* DIRECTIVE
Type out the material below exactly.

* start *

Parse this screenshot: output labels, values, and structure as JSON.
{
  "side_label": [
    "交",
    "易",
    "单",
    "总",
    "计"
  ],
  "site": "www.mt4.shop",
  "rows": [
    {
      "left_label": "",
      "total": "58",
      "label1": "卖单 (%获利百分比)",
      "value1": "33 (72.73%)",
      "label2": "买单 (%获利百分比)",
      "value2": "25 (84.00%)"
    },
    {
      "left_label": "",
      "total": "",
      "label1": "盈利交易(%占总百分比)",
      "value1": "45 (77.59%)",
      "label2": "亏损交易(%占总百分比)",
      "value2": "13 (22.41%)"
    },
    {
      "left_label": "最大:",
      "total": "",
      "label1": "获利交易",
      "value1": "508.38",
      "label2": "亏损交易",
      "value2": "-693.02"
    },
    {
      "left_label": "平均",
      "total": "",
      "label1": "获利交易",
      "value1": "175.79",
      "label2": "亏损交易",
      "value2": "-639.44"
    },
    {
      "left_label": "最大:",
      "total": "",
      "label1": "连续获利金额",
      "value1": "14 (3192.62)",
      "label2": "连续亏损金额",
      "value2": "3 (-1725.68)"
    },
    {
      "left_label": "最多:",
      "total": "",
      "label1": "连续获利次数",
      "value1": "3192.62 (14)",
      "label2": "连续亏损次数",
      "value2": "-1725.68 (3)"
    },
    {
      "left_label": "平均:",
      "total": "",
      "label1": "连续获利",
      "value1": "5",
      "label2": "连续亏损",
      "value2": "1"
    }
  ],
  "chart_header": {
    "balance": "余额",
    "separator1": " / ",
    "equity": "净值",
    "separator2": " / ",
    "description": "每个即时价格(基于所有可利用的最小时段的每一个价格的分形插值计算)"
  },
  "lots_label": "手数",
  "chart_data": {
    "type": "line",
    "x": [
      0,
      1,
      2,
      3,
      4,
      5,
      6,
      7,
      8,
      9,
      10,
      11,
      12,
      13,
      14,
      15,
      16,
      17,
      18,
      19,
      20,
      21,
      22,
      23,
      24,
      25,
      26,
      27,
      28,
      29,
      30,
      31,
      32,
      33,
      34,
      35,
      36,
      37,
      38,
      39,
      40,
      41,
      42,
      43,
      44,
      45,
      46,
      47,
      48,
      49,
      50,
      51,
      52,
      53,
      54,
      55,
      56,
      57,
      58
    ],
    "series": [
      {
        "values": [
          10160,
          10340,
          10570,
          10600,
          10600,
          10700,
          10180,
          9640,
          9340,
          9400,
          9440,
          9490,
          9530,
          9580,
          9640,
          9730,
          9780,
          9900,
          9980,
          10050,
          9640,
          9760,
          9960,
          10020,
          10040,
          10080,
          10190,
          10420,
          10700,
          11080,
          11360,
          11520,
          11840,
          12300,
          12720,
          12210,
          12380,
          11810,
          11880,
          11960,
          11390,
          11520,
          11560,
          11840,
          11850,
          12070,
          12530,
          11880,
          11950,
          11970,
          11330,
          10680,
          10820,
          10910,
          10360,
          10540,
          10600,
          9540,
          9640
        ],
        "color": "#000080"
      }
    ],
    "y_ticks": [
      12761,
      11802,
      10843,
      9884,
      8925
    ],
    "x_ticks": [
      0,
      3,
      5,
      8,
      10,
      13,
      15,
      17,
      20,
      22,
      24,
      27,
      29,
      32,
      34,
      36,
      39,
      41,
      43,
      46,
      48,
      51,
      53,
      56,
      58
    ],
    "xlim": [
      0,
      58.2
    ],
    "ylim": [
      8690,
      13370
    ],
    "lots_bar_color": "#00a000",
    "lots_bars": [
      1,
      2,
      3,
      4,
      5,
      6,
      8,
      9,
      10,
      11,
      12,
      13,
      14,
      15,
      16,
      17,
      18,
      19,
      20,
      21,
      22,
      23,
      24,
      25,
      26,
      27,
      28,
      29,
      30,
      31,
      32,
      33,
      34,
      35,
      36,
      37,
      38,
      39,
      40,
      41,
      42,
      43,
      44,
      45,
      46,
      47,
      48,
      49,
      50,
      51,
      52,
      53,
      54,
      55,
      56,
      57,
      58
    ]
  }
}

* end *

* ANSWER TO THIS EXERCISE
Parse this screenshot: output labels, values, and structure as JSON.
{
  "side_label": [
    "交",
    "易",
    "单",
    "总",
    "计"
  ],
  "site": "www.mt4.shop",
  "rows": [
    {
      "left_label": "",
      "total": "58",
      "label1": "卖单 (%获利百分比)",
      "value1": "33 (72.73%)",
      "label2": "买单 (%获利百分比)",
      "value2": "25 (84.00%)"
    },
    {
      "left_label": "",
      "total": "",
      "label1": "盈利交易(%占总百分比)",
      "value1": "45 (77.59%)",
      "label2": "亏损交易(%占总百分比)",
      "value2": "13 (22.41%)"
    },
    {
      "left_label": "最大:",
      "total": "",
      "label1": "获利交易",
      "value1": "508.38",
      "label2": "亏损交易",
      "value2": "-693.02"
    },
    {
      "left_label": "平均",
      "total": "",
      "label1": "获利交易",
      "value1": "175.79",
      "label2": "亏损交易",
      "value2": "-639.44"
    },
    {
      "left_label": "最大:",
      "total": "",
      "label1": "连续获利金额",
      "value1": "14 (3192.62)",
      "label2": "连续亏损金额",
      "value2": "3 (-1725.68)"
    },
    {
      "left_label": "最多:",
      "total": "",
      "label1": "连续获利次数",
      "value1": "3192.62 (14)",
      "label2": "连续亏损次数",
      "value2": "-1725.68 (3)"
    },
    {
      "left_label": "平均:",
      "total": "",
      "label1": "连续获利",
      "value1": "5",
      "label2": "连续亏损",
      "value2": "1"
    }
  ],
  "chart_header": {
    "balance": "余额",
    "separator1": " / ",
    "equity": "净值",
    "separator2": " / ",
    "description": "每个即时价格(基于所有可利用的最小时段的每一个价格的分形插值计算)"
  },
  "lots_label": "手数",
  "chart_data": {
    "type": "line",
    "x": [
      0,
      1,
      2,
      3,
      4,
      5,
      6,
      7,
      8,
      9,
      10,
      11,
      12,
      13,
      14,
      15,
      16,
      17,
      18,
      19,
      20,
      21,
      22,
      23,
      24,
      25,
      26,
      27,
      28,
      29,
      30,
      31,
      32,
      33,
      34,
      35,
      36,
      37,
      38,
      39,
      40,
      41,
      42,
      43,
      44,
      45,
      46,
      47,
      48,
      49,
      50,
      51,
      52,
      53,
      54,
      55,
      56,
      57,
      58
    ],
    "series": [
      {
        "values": [
          10160,
          10340,
          10570,
          10600,
          10600,
          10700,
          10180,
          9640,
          9340,
          9400,
          9440,
          9490,
          9530,
          9580,
          9640,
          9730,
          9780,
          9900,
          9980,
          10050,
          9640,
          9760,
          9960,
          10020,
          10040,
          10080,
          10190,
          10420,
          10700,
          11080,
          11360,
          11520,
          11840,
          12300,
          12720,
          12210,
          12380,
          11810,
          11880,
          11960,
          11390,
          11520,
          11560,
          11840,
          11850,
          12070,
          12530,
          11880,
          11950,
          11970,
          11330,
          10680,
          10820,
          10910,
          10360,
          10540,
          10600,
          9540,
          9640
        ],
        "color": "#000080"
      }
    ],
    "y_ticks": [
      12761,
      11802,
      10843,
      9884,
      8925
    ],
    "x_ticks": [
      0,
      3,
      5,
      8,
      10,
      13,
      15,
      17,
      20,
      22,
      24,
      27,
      29,
      32,
      34,
      36,
      39,
      41,
      43,
      46,
      48,
      51,
      53,
      56,
      58
    ],
    "xlim": [
      0,
      58.2
    ],
    "ylim": [
      8690,
      13370
    ],
    "lots_bar_color": "#00a000",
    "lots_bars": [
      1,
      2,
      3,
      4,
      5,
      6,
      8,
      9,
      10,
      11,
      12,
      13,
      14,
      15,
      16,
      17,
      18,
      19,
      20,
      21,
      22,
      23,
      24,
      25,
      26,
      27,
      28,
      29,
      30,
      31,
      32,
      33,
      34,
      35,
      36,
      37,
      38,
      39,
      40,
      41,
      42,
      43,
      44,
      45,
      46,
      47,
      48,
      49,
      50,
      51,
      52,
      53,
      54,
      55,
      56,
      57,
      58
    ]
  }
}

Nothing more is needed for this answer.